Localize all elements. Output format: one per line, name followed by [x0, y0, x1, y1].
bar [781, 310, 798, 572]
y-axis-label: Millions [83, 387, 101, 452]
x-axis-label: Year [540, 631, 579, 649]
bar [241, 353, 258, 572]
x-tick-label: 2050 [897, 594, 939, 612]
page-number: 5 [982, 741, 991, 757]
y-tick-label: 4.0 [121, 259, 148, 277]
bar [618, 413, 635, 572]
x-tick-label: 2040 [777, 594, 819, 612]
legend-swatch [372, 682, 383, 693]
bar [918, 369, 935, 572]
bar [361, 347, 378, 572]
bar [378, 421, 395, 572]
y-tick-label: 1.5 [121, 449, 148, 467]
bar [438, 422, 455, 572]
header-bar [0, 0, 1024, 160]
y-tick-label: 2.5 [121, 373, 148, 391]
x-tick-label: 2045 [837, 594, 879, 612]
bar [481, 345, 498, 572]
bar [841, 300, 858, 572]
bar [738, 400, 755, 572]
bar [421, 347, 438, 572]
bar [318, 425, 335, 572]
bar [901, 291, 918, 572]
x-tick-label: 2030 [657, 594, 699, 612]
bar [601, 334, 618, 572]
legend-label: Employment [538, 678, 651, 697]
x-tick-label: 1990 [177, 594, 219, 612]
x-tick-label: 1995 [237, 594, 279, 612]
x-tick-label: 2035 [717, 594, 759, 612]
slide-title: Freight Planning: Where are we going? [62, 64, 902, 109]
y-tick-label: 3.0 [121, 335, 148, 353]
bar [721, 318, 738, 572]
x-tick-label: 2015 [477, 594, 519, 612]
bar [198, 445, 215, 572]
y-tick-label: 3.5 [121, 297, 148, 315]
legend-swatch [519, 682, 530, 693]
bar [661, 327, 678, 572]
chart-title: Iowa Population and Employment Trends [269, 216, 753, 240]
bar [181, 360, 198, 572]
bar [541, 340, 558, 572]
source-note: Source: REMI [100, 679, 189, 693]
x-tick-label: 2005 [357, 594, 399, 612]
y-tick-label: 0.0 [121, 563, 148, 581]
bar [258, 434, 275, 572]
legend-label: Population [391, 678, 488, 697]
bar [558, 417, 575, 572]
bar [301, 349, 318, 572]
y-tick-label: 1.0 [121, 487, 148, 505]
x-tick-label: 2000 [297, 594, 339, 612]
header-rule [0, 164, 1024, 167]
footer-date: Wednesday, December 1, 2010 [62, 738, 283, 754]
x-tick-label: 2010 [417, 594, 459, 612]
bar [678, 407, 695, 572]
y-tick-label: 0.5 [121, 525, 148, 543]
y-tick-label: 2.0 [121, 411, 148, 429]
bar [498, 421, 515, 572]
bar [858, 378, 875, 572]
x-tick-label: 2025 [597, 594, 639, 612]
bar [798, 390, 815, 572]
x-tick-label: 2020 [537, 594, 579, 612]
* * * * * * *
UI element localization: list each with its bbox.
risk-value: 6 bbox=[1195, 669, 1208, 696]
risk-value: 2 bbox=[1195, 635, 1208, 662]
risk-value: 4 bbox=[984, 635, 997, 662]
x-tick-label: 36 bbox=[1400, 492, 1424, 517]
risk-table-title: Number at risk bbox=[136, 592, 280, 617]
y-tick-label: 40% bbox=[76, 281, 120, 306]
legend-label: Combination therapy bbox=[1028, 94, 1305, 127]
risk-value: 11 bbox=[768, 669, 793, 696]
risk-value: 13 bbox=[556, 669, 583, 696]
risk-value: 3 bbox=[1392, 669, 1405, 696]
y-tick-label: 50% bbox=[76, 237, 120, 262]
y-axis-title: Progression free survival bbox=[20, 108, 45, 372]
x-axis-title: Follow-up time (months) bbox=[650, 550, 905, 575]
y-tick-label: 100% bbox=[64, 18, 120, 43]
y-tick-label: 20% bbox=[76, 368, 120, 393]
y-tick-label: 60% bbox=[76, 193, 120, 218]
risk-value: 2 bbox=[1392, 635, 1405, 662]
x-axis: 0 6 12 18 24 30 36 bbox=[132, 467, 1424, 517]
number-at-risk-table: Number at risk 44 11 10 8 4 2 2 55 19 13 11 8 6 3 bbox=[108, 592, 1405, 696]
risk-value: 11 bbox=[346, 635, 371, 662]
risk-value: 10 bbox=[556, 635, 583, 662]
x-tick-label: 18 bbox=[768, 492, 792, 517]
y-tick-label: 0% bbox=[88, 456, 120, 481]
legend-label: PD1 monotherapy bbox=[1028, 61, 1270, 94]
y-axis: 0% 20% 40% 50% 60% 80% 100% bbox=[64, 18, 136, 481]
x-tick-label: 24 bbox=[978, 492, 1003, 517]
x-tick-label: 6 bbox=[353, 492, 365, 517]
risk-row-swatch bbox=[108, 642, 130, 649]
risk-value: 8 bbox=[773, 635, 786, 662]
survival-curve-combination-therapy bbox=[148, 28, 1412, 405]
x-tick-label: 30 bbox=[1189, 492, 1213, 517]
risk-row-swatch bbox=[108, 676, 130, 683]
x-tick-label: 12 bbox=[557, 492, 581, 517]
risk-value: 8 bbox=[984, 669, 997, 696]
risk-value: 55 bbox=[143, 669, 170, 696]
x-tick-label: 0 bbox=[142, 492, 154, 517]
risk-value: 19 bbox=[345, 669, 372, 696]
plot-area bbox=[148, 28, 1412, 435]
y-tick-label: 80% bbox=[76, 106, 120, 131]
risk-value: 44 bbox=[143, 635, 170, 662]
* * * * * * *
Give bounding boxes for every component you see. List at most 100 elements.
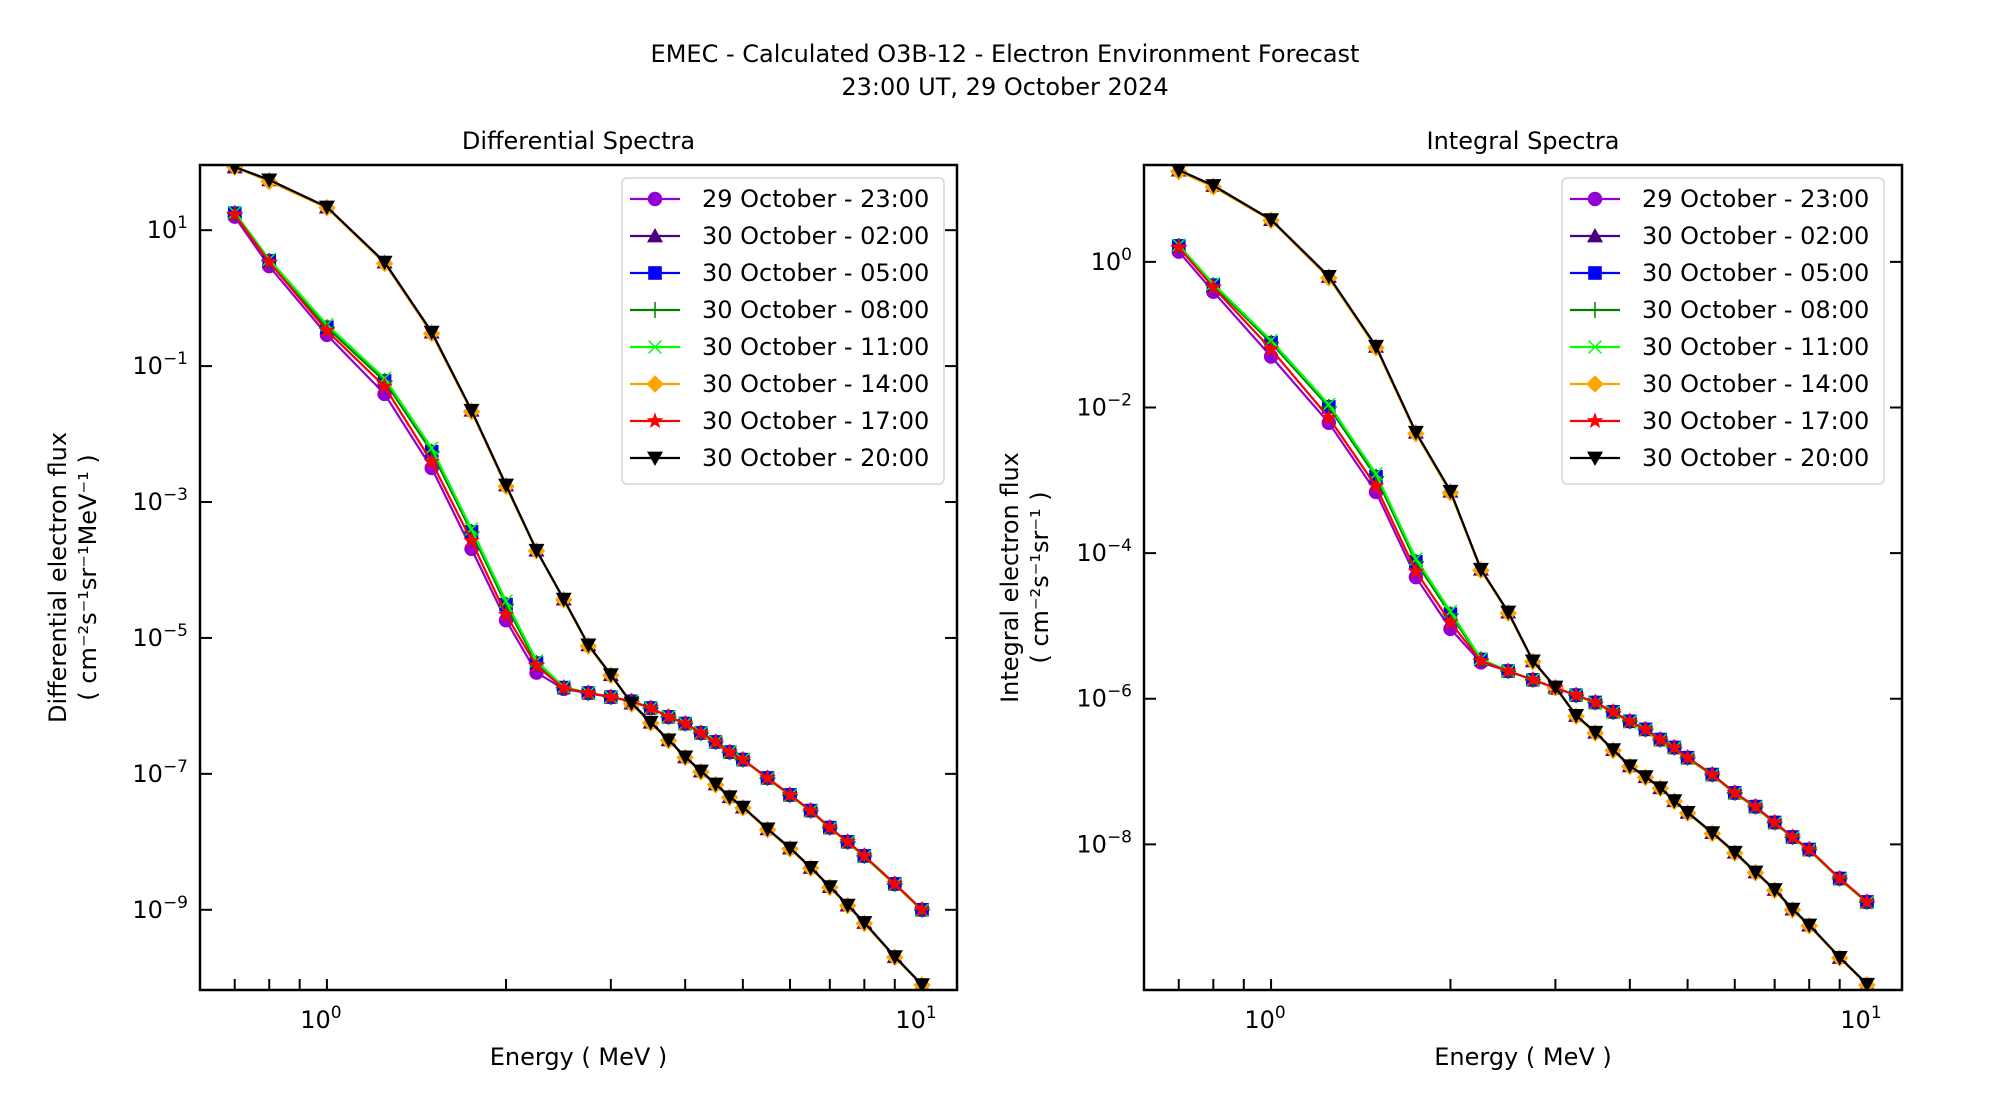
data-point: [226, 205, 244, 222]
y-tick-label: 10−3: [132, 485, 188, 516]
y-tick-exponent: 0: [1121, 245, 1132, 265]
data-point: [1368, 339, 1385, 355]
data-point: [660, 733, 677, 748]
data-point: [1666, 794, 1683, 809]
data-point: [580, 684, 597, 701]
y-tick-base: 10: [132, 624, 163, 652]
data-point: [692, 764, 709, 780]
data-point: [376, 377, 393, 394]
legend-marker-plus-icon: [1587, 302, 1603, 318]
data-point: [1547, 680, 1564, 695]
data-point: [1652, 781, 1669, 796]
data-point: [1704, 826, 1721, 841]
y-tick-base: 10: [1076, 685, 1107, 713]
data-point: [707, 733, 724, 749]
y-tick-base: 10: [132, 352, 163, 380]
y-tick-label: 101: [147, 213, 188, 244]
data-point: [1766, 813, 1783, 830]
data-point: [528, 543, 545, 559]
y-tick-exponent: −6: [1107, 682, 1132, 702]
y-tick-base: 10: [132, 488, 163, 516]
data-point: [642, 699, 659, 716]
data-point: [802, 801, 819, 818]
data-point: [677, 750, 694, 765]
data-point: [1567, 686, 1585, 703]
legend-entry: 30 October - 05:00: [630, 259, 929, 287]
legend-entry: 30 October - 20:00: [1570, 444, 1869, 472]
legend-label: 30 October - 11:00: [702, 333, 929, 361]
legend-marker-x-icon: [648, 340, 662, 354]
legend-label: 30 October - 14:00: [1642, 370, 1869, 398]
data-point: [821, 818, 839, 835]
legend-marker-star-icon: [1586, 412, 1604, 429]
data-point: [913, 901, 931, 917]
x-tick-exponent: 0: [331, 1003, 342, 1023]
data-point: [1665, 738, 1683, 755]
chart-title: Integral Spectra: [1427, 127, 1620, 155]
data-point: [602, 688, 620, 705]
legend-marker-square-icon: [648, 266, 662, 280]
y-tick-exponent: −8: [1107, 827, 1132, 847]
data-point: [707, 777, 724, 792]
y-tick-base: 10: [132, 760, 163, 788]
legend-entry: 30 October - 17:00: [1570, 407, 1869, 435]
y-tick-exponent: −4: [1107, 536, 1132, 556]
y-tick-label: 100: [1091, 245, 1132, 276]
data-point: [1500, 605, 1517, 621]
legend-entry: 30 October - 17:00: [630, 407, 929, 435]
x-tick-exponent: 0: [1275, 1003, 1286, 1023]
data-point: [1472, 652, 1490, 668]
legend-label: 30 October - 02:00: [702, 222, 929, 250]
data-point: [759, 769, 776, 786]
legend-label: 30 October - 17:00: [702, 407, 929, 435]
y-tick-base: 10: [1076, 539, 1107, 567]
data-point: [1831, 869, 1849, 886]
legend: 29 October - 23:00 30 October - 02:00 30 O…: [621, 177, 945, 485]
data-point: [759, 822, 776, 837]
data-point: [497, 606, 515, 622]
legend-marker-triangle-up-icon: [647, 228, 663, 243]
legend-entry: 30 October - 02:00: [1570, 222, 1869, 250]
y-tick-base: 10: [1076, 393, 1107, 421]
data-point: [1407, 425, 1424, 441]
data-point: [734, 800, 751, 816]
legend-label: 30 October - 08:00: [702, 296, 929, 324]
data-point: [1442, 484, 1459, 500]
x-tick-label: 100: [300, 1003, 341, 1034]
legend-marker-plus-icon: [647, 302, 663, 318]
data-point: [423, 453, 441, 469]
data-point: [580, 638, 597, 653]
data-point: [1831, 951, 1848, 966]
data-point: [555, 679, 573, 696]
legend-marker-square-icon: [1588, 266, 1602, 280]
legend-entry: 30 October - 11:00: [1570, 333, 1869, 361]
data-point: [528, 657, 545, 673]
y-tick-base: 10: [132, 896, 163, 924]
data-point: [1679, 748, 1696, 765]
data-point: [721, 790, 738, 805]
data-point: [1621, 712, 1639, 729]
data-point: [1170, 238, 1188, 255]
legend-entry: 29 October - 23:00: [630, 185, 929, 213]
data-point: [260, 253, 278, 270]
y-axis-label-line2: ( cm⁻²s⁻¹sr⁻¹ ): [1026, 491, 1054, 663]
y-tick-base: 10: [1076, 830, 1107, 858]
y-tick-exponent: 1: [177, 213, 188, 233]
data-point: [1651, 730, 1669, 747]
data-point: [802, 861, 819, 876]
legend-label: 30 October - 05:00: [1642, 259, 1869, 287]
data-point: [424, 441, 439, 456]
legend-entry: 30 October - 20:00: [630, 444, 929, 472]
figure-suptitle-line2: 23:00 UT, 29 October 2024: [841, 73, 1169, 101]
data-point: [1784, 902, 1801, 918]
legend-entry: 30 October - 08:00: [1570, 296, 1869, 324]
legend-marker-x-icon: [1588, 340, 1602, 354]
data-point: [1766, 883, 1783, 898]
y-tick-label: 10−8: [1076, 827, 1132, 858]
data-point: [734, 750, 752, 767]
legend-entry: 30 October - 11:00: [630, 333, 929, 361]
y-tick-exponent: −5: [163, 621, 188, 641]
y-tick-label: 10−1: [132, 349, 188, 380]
* * * * * * *
GOAL: List each line in the items above that contains the string "Employment", treating uppercase and lowercase as different.

TASK SOLUTION:
legend-label: Employment [538, 678, 651, 697]
chart-title: Iowa Population and Employment Trends [269, 216, 753, 240]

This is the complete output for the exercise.